● Set problem: Which lines contain the string "September"? Please list every one of them.

● Records for the task:
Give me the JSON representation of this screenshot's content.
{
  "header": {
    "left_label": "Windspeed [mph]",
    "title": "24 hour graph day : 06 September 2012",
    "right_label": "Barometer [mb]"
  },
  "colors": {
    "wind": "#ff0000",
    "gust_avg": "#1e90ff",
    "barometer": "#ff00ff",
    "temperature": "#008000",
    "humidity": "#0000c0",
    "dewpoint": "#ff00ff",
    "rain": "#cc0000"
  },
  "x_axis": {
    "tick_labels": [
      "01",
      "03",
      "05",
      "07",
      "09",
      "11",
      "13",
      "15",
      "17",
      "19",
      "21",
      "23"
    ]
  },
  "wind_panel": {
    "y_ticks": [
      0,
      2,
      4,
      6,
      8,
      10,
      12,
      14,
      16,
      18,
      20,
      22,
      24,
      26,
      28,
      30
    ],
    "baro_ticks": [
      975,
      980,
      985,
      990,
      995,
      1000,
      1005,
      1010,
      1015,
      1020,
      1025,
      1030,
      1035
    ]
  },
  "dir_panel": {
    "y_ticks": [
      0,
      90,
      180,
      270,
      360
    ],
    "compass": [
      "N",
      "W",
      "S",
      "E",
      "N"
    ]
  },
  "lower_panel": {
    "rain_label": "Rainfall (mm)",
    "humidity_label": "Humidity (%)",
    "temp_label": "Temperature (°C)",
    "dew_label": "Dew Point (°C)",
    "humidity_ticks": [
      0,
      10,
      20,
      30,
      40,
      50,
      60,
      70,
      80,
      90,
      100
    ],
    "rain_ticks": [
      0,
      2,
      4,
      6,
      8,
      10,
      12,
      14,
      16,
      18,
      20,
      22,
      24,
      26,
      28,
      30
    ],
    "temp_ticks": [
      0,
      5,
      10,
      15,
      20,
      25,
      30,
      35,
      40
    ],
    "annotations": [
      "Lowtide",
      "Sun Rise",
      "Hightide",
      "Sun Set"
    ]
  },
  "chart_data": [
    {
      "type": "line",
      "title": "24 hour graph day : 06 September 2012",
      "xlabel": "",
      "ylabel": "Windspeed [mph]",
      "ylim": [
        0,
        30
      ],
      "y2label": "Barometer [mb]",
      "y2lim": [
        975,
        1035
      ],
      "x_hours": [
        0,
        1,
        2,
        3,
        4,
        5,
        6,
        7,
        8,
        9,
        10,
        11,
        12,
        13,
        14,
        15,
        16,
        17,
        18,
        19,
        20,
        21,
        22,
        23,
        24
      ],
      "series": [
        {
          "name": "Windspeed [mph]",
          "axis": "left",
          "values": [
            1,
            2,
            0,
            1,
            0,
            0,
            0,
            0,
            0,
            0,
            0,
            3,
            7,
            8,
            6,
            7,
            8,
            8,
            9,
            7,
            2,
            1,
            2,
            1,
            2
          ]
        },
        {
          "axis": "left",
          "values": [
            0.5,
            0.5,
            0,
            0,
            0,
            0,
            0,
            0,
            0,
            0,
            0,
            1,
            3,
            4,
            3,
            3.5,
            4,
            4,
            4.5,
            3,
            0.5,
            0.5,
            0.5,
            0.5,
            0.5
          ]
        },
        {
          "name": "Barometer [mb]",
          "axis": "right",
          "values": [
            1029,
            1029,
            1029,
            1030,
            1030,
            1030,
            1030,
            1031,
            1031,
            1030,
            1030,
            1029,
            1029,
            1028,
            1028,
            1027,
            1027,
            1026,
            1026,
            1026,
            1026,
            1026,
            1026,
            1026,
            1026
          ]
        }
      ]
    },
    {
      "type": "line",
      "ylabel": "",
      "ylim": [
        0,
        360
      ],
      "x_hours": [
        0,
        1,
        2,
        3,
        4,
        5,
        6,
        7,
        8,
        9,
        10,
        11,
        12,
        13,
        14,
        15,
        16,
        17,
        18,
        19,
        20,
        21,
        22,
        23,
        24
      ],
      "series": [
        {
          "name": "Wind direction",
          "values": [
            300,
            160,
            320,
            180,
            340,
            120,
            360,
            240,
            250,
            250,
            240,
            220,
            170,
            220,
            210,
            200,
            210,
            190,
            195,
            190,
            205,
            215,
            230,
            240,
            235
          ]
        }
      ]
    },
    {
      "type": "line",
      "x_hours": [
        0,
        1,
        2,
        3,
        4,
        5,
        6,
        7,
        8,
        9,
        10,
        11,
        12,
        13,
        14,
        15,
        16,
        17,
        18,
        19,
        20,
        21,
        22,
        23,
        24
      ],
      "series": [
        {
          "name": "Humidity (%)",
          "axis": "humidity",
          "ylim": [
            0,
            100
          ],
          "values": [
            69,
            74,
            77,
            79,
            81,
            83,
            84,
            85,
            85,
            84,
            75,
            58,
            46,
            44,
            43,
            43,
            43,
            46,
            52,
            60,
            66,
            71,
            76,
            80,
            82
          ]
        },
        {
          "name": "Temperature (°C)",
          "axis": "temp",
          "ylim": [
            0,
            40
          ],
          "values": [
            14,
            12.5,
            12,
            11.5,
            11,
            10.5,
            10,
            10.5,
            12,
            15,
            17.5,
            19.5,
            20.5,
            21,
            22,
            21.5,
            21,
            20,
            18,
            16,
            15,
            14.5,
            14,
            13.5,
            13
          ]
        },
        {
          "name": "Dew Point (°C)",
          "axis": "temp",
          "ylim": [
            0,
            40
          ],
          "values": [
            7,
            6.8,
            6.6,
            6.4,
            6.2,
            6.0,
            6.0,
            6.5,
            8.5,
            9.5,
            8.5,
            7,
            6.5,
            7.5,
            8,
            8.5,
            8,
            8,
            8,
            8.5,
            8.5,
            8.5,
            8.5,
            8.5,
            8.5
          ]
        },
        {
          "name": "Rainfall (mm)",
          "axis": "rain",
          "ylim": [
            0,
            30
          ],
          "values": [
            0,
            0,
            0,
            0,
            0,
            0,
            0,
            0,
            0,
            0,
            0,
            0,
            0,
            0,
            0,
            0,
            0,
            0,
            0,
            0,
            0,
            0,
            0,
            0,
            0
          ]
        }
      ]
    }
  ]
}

● Task response:
    "title": "24 hour graph day : 06 September 2012",
      "title": "24 hour graph day : 06 September 2012",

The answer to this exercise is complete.